Task to complete:
Your task is to extract every entry that follows word for word while excluding the pictures.

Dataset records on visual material
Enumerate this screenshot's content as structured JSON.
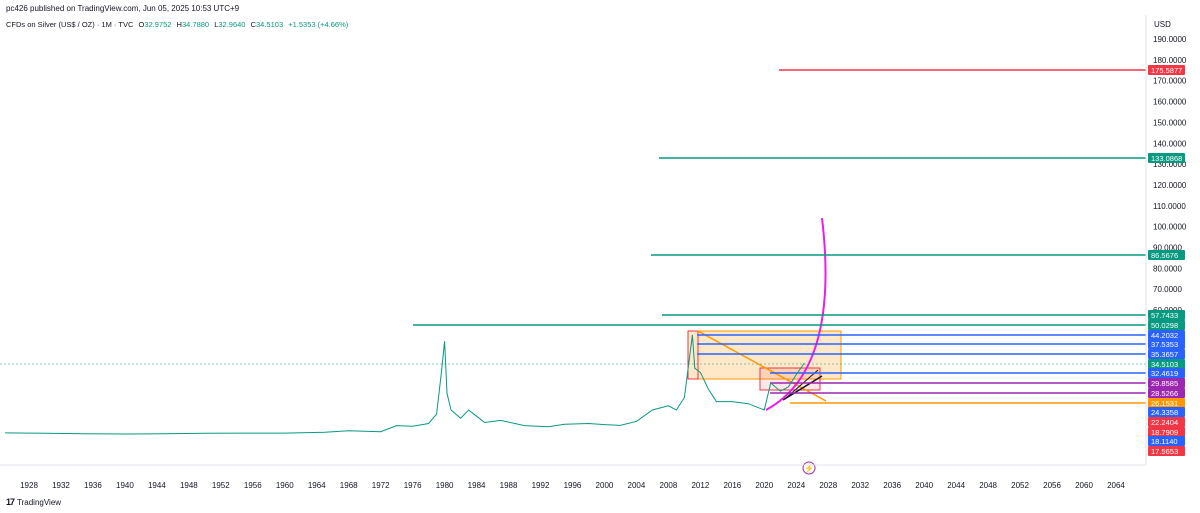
{
  "header": {
    "published_text": "pc426 published on TradingView.com, Jun 05, 2025 10:53 UTC+9"
  },
  "symbol": {
    "name": "CFDs on Silver (US$ / OZ) · 1M · TVC",
    "open_label": "O",
    "open": "32.9752",
    "high_label": "H",
    "high": "34.7880",
    "low_label": "L",
    "low": "32.9640",
    "close_label": "C",
    "close": "34.5103",
    "change": "+1.5353 (+4.66%)"
  },
  "currency": "USD",
  "footer": {
    "brand": "TradingView"
  },
  "chart_data": {
    "type": "line",
    "xlabel": "",
    "ylabel": "",
    "x_range": [
      1925,
      2068
    ],
    "y_range": [
      0,
      195
    ],
    "x_ticks": [
      1928,
      1932,
      1936,
      1940,
      1944,
      1948,
      1952,
      1956,
      1960,
      1964,
      1968,
      1972,
      1976,
      1980,
      1984,
      1988,
      1992,
      1996,
      2000,
      2004,
      2008,
      2012,
      2016,
      2020,
      2024,
      2028,
      2032,
      2036,
      2040,
      2044,
      2048,
      2052,
      2056,
      2060,
      2064
    ],
    "y_ticks": [
      190,
      180,
      170,
      160,
      150,
      140,
      130,
      120,
      110,
      100,
      90,
      80,
      70,
      60,
      50,
      40,
      30
    ],
    "series": [
      {
        "x": [
          1925,
          1930,
          1935,
          1940,
          1945,
          1950,
          1955,
          1960,
          1965,
          1968,
          1970,
          1972,
          1974,
          1976,
          1978,
          1979,
          1979.6,
          1980,
          1980.3,
          1980.8,
          1982,
          1983,
          1984,
          1985,
          1987,
          1990,
          1993,
          1995,
          1998,
          2000,
          2002,
          2004,
          2006,
          2008,
          2009,
          2010,
          2011,
          2011.3,
          2012,
          2013,
          2014,
          2016,
          2018,
          2020,
          2020.8,
          2022,
          2023,
          2024,
          2025
        ],
        "y": [
          1.0,
          0.8,
          0.6,
          0.5,
          0.6,
          0.8,
          0.9,
          0.9,
          1.3,
          2.0,
          1.8,
          1.6,
          4.5,
          4.2,
          5.5,
          10,
          30,
          45,
          20,
          12,
          8,
          12,
          9,
          6,
          7,
          4.5,
          4.0,
          5.2,
          5.5,
          5.0,
          4.6,
          6.5,
          12,
          14,
          12,
          18,
          48,
          32,
          30,
          22,
          16,
          16,
          15,
          12,
          25,
          21,
          23,
          29,
          34.5
        ]
      }
    ],
    "price_levels": [
      {
        "value": "175.5877",
        "color": "#f23645"
      },
      {
        "value": "133.0868",
        "color": "#089981"
      },
      {
        "value": "86.5676",
        "color": "#089981"
      },
      {
        "value": "57.7433",
        "color": "#089981"
      },
      {
        "value": "50.0298",
        "color": "#089981"
      },
      {
        "value": "44.2032",
        "color": "#2962ff"
      },
      {
        "value": "37.5353",
        "color": "#2962ff"
      },
      {
        "value": "35.3657",
        "color": "#2962ff"
      },
      {
        "value": "34.5103",
        "color": "#089981"
      },
      {
        "value": "32.4619",
        "color": "#2962ff"
      },
      {
        "value": "29.8585",
        "color": "#9c27b0"
      },
      {
        "value": "28.5266",
        "color": "#9c27b0"
      },
      {
        "value": "26.1531",
        "color": "#ff9800"
      },
      {
        "value": "24.3358",
        "color": "#2962ff"
      },
      {
        "value": "22.2404",
        "color": "#f23645"
      },
      {
        "value": "18.7909",
        "color": "#f23645"
      },
      {
        "value": "18.1140",
        "color": "#2962ff"
      },
      {
        "value": "17.5653",
        "color": "#f23645"
      }
    ]
  }
}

Task output:
Enumerate this screenshot's content as structured JSON.
{
  "header": {
    "published_text": "pc426 published on TradingView.com, Jun 05, 2025 10:53 UTC+9"
  },
  "symbol": {
    "name": "CFDs on Silver (US$ / OZ) · 1M · TVC",
    "open_label": "O",
    "open": "32.9752",
    "high_label": "H",
    "high": "34.7880",
    "low_label": "L",
    "low": "32.9640",
    "close_label": "C",
    "close": "34.5103",
    "change": "+1.5353 (+4.66%)"
  },
  "currency": "USD",
  "footer": {
    "brand": "TradingView"
  },
  "chart_data": {
    "type": "line",
    "xlabel": "",
    "ylabel": "",
    "x_range": [
      1925,
      2068
    ],
    "y_range": [
      0,
      195
    ],
    "x_ticks": [
      1928,
      1932,
      1936,
      1940,
      1944,
      1948,
      1952,
      1956,
      1960,
      1964,
      1968,
      1972,
      1976,
      1980,
      1984,
      1988,
      1992,
      1996,
      2000,
      2004,
      2008,
      2012,
      2016,
      2020,
      2024,
      2028,
      2032,
      2036,
      2040,
      2044,
      2048,
      2052,
      2056,
      2060,
      2064
    ],
    "y_ticks": [
      190,
      180,
      170,
      160,
      150,
      140,
      130,
      120,
      110,
      100,
      90,
      80,
      70,
      60,
      50,
      40,
      30
    ],
    "series": [
      {
        "x": [
          1925,
          1930,
          1935,
          1940,
          1945,
          1950,
          1955,
          1960,
          1965,
          1968,
          1970,
          1972,
          1974,
          1976,
          1978,
          1979,
          1979.6,
          1980,
          1980.3,
          1980.8,
          1982,
          1983,
          1984,
          1985,
          1987,
          1990,
          1993,
          1995,
          1998,
          2000,
          2002,
          2004,
          2006,
          2008,
          2009,
          2010,
          2011,
          2011.3,
          2012,
          2013,
          2014,
          2016,
          2018,
          2020,
          2020.8,
          2022,
          2023,
          2024,
          2025
        ],
        "y": [
          1.0,
          0.8,
          0.6,
          0.5,
          0.6,
          0.8,
          0.9,
          0.9,
          1.3,
          2.0,
          1.8,
          1.6,
          4.5,
          4.2,
          5.5,
          10,
          30,
          45,
          20,
          12,
          8,
          12,
          9,
          6,
          7,
          4.5,
          4.0,
          5.2,
          5.5,
          5.0,
          4.6,
          6.5,
          12,
          14,
          12,
          18,
          48,
          32,
          30,
          22,
          16,
          16,
          15,
          12,
          25,
          21,
          23,
          29,
          34.5
        ]
      }
    ],
    "price_levels": [
      {
        "value": "175.5877",
        "color": "#f23645"
      },
      {
        "value": "133.0868",
        "color": "#089981"
      },
      {
        "value": "86.5676",
        "color": "#089981"
      },
      {
        "value": "57.7433",
        "color": "#089981"
      },
      {
        "value": "50.0298",
        "color": "#089981"
      },
      {
        "value": "44.2032",
        "color": "#2962ff"
      },
      {
        "value": "37.5353",
        "color": "#2962ff"
      },
      {
        "value": "35.3657",
        "color": "#2962ff"
      },
      {
        "value": "34.5103",
        "color": "#089981"
      },
      {
        "value": "32.4619",
        "color": "#2962ff"
      },
      {
        "value": "29.8585",
        "color": "#9c27b0"
      },
      {
        "value": "28.5266",
        "color": "#9c27b0"
      },
      {
        "value": "26.1531",
        "color": "#ff9800"
      },
      {
        "value": "24.3358",
        "color": "#2962ff"
      },
      {
        "value": "22.2404",
        "color": "#f23645"
      },
      {
        "value": "18.7909",
        "color": "#f23645"
      },
      {
        "value": "18.1140",
        "color": "#2962ff"
      },
      {
        "value": "17.5653",
        "color": "#f23645"
      }
    ]
  }
}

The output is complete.